Data for this exercise start

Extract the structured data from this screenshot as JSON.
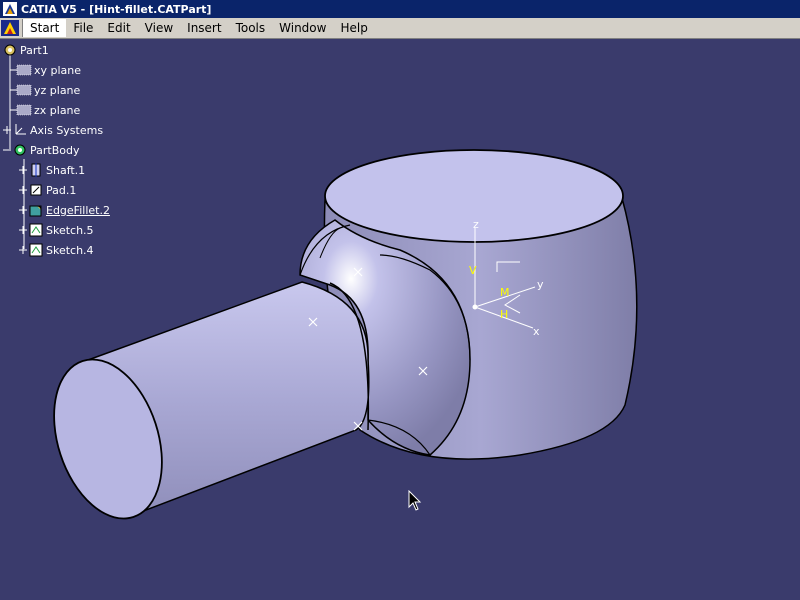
{
  "window": {
    "title": "CATIA V5 - [Hint-fillet.CATPart]"
  },
  "menu": {
    "items": [
      "Start",
      "File",
      "Edit",
      "View",
      "Insert",
      "Tools",
      "Window",
      "Help"
    ]
  },
  "tree": {
    "root": "Part1",
    "planes": [
      "xy plane",
      "yz plane",
      "zx plane"
    ],
    "axis_systems": "Axis Systems",
    "body": "PartBody",
    "features": [
      "Shaft.1",
      "Pad.1",
      "EdgeFillet.2",
      "Sketch.5",
      "Sketch.4"
    ]
  },
  "compass": {
    "z": "z",
    "y": "y",
    "x": "x",
    "v": "V",
    "h": "H",
    "m": "M"
  },
  "colors": {
    "background": "#3a3b6c",
    "part": "#b9b8e0",
    "axis": "#ffff00"
  }
}
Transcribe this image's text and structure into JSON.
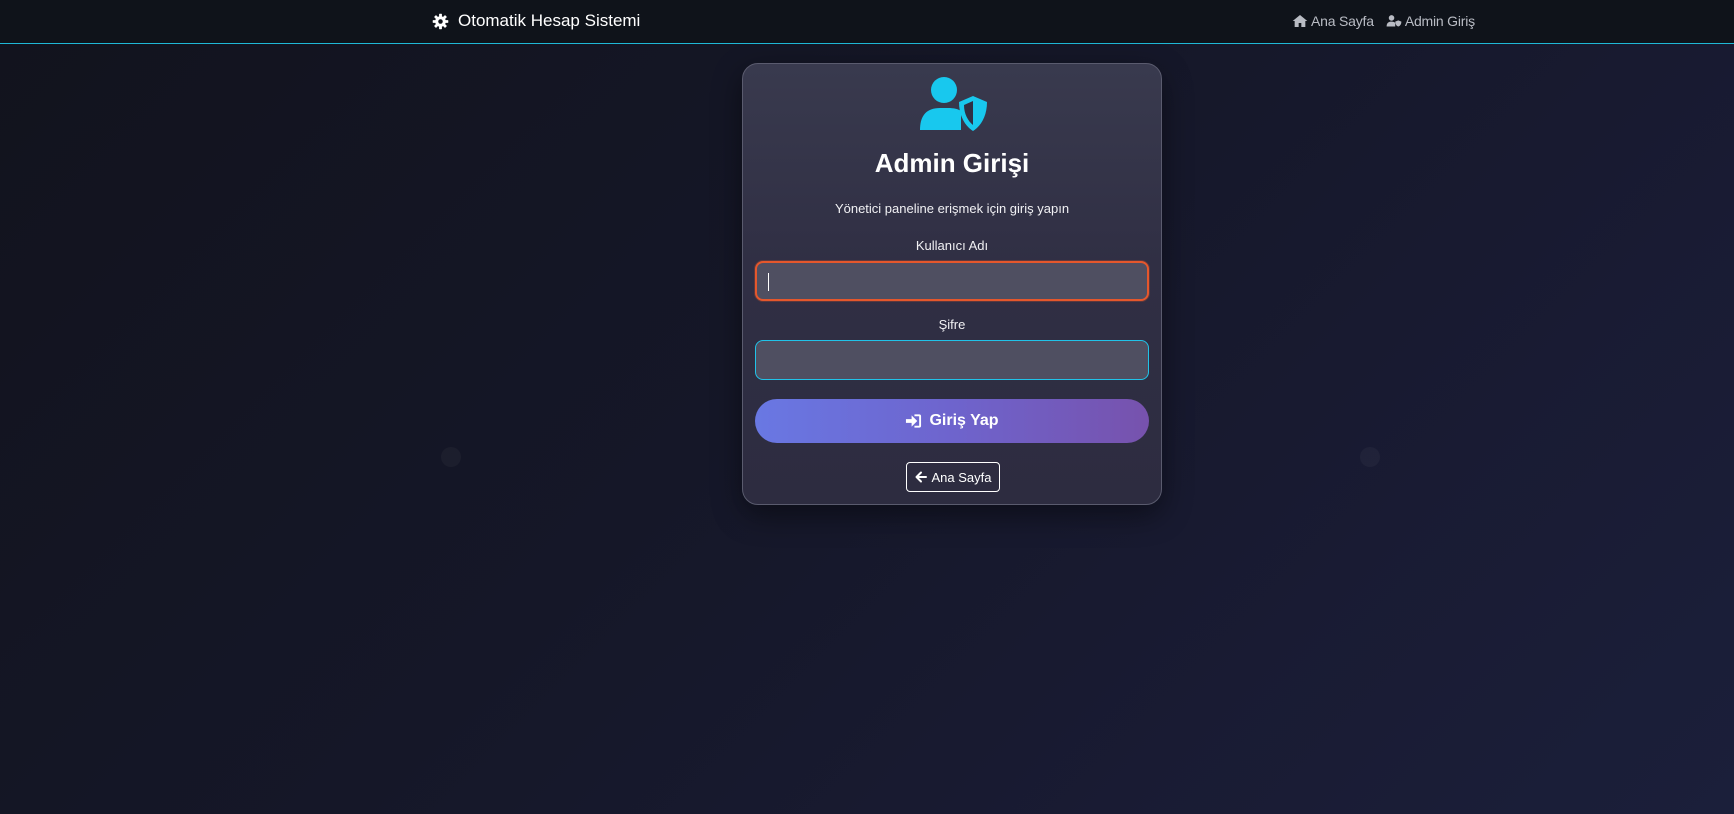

Data for this exercise end

Prompt = Your copy of the data should match it exactly, except that pictures are left out.

Complete response =
Extract the structured data from this screenshot as JSON.
{
  "window": {
    "title": "CATIA V5 - [Hint-fillet.CATPart]"
  },
  "menu": {
    "items": [
      "Start",
      "File",
      "Edit",
      "View",
      "Insert",
      "Tools",
      "Window",
      "Help"
    ]
  },
  "tree": {
    "root": "Part1",
    "planes": [
      "xy plane",
      "yz plane",
      "zx plane"
    ],
    "axis_systems": "Axis Systems",
    "body": "PartBody",
    "features": [
      "Shaft.1",
      "Pad.1",
      "EdgeFillet.2",
      "Sketch.5",
      "Sketch.4"
    ]
  },
  "compass": {
    "z": "z",
    "y": "y",
    "x": "x",
    "v": "V",
    "h": "H",
    "m": "M"
  },
  "colors": {
    "background": "#3a3b6c",
    "part": "#b9b8e0",
    "axis": "#ffff00"
  }
}
Transcribe this image's text and structure into JSON.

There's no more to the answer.